Stated goal.
Locate each line with the string "color" in the listing below and copy it.

Entries supplied.

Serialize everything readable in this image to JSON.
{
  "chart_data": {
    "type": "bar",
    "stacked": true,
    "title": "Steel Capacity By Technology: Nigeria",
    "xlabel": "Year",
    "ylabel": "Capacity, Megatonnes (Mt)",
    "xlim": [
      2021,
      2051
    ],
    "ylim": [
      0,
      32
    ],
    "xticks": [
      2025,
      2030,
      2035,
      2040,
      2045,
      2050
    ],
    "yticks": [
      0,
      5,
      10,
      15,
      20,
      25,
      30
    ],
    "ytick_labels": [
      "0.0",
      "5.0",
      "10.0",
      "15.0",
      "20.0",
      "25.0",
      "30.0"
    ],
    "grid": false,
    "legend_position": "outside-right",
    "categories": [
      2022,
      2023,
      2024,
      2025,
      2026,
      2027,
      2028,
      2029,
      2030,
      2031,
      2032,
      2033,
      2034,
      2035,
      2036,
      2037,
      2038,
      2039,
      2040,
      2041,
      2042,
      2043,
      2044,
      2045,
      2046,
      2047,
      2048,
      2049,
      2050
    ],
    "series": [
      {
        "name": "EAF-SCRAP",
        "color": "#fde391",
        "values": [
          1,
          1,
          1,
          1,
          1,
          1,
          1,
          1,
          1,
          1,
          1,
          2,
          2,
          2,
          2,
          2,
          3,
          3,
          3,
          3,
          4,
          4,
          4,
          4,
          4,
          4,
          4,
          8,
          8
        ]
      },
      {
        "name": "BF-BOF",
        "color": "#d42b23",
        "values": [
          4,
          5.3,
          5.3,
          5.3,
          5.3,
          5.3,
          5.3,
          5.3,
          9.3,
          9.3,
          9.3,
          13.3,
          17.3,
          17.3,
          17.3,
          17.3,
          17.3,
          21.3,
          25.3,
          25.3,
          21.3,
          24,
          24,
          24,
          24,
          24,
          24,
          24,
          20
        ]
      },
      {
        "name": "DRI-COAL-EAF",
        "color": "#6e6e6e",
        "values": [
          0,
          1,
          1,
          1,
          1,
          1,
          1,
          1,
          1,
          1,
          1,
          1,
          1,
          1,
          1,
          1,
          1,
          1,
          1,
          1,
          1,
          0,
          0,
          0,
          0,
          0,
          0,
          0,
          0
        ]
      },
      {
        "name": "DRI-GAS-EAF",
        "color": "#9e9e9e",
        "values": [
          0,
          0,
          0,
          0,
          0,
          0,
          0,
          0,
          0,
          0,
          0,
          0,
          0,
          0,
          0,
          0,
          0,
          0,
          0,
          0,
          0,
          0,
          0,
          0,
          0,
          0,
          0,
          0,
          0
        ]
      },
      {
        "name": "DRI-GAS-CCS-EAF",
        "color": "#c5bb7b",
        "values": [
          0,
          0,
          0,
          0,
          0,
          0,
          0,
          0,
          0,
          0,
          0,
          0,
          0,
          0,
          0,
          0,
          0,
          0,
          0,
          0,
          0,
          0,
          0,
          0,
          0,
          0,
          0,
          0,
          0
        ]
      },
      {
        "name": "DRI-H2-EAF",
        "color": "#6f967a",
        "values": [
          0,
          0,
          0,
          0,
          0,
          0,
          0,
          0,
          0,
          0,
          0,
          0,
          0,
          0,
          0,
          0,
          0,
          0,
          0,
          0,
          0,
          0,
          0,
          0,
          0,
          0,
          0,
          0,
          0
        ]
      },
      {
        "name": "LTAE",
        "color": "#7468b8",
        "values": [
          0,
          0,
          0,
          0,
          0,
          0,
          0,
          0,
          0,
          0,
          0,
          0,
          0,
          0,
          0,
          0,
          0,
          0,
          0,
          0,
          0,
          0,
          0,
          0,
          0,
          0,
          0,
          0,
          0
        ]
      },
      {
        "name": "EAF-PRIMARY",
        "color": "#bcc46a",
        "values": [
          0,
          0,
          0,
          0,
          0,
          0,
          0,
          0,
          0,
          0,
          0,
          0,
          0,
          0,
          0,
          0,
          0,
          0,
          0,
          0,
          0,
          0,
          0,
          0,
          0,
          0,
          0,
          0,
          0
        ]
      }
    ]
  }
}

Output of the exercise.
        "color": "#fde391",
        "color": "#d42b23",
        "color": "#6e6e6e",
        "color": "#9e9e9e",
        "color": "#c5bb7b",
        "color": "#6f967a",
        "color": "#7468b8",
        "color": "#bcc46a",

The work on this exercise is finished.